● **Texto da página**:
──────────────────────────────
Em nome do legalismo e da ordem social, a violência e a repressão são impostas às sociedades, como se o opressor fosse alívio para as pessoas pacatas! O uso da força representa a resposta aos grupos desobedientes. Partir para a aplicação da força demonstra que aquele legalismo e que aquela ordem social não correspondem a todos os verdadeiros desejos da sociedade. A tolerância repressiva consiste em falsificar a liberdade, enquanto a tolerância real acredita na existência da verdade concreta, a qual só se pode descobrir e experimentar através do exercício permanente da liberdade. Nem se fale na liberdade de impor, nem se fale na liberdade de apenas obedecer, obedecer...

Os princípios mais centrais da desobediência civil foram elaborador por Henry David Thoreau (1817-1862), por John Ruskin (1819-1900), por Leon Tolstói (1828-1910), por Mohandas Karamchand (Mahatma) Gandhi (1869-1948) e Martin Luther King, Jr. (1929-1968). Cada um em lugares diferentes, cada um em lugares diferentes, normalmente em seu próprio país, pensou e agiu de acordo com a desobediência civil. Além disto, alguns deles viveram épocas distintas. Mas é indiscutível que acima de tudo eles aperfeiçoaram não somente os princípios da desobediência civil, como também acrescentaram algo novo em sua realização. Surgidos em lugares e em épocas desiguais, eles ainda mais possuíam formação intelectual e situação social bastante diversas.
──────────────────────────────
● **Registros listados**:
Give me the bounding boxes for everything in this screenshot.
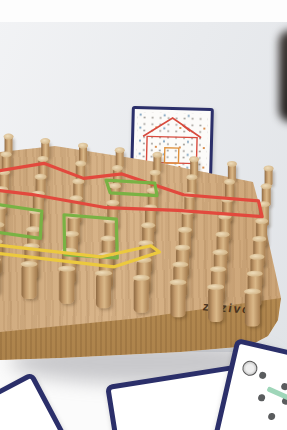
product-photo-scene: zozivo [0, 0, 287, 430]
board-grid-wrap [0, 132, 287, 329]
card-stamp-icon [241, 359, 259, 377]
rubber-band-yellow-long-band[interactable] [0, 225, 160, 273]
background-dark-object [279, 30, 287, 122]
rubber-band-green-left-square[interactable] [0, 204, 44, 239]
bands-svg [0, 132, 287, 329]
card-dot [257, 394, 265, 402]
photo-top-frame [0, 0, 287, 22]
card-dot [267, 412, 275, 420]
card-dot [258, 371, 266, 379]
card-dot [281, 382, 287, 390]
rubber-band-red-large-zigzag[interactable] [0, 157, 265, 227]
rubber-band-green-small-quad[interactable] [105, 177, 159, 198]
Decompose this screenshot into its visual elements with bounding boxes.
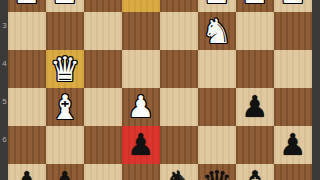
──────────────────────────────
● **O que fazer**:
A – Substitua "desobediência civil" por "resistência não violenta" ao reproduzir o trecho do texto sobre a desobediência civil que vai de "Os princípios mais" até "social bastante diversas.", inclusive.
B – Prossiga com o texto sobre a desobediência civil a partir do ponto em que ele termina.

● **Respostas escritas**:
A –
Os princípios mais centrais da resistência não violenta foram elaborador por Henry David Thoreau (1817-1862), por John Ruskin (1819-1900), por Leon Tolstói (1828-1910), por Mohandas Karamchand (Mahatma) Gandhi (1869-1948) e Martin Luther King, Jr. (1929-1968). Cada um em lugares diferentes, cada um em lugares diferentes, normalmente em seu próprio país, pensou e agiu de acordo com a resistência não violenta. Além disto, alguns deles viveram épocas distintas. Mas é indiscutível que acima de tudo eles aperfeiçoaram não somente os princípios da resistência não violenta, como também acrescentaram algo novo em sua realização. Surgidos em lugares e em épocas desiguais, eles ainda mais possuíam formação intelectual e situação social bastante diversas.

B –
O filósofo norte-americano Thoreau exerceu mais comumente a profissão de professor primário, depois de frequentar o ambiente intelectual do Harvard College. Por seu lado, Ruskin nasceu na Inglaterra, na família de rico comerciante. Realizou-se como escritor, sociólogo e crítico de arte, tendo feito brilhante carreira universitária em Oxford.

Leon Tolstói, conde russo, recebeu educação aristocrática, a qual acabou por criticar e, no fim de sua existência, chegou até a rejeitar totalmente. Colocou-se entre os mais perfeitos escritores russos,  senão universal, dedicando-se a descrever os principais aspectos da vida imperial, das desgraças e dos costumes do povo na Rússia. Já Gandhi pertenceu à família de um Primeiro-Ministro do Rajá (monarca) dos pequenos reinos de Porbandar, Rajkot e Bankaner, na Índia Ocidental. Estava ligado à casta dos mercadores, como seu pai. Contra as normas desta casta, Gandhi embarcou para a Inglaterra, onde ingressou na Faculdade de Direito, tornando-se posteriormente advogado.

O norte-americano Martin Luther King, Jr. seguiu o caminho de seu pai, atuando como copastor da Igreja Batista Ebenezer, de Atlanta, na Geórgia (EUA), após diplomar-se em Teologia e Filosofia. Embora voltados a profissões diferentes, tanto Gandhi como Luther Kinga, Jr. se destacaram como organizadores da população, como escritores e como conferencistas. Ambos foram assassinados por motivos apenas mais ou menos esclarecidos.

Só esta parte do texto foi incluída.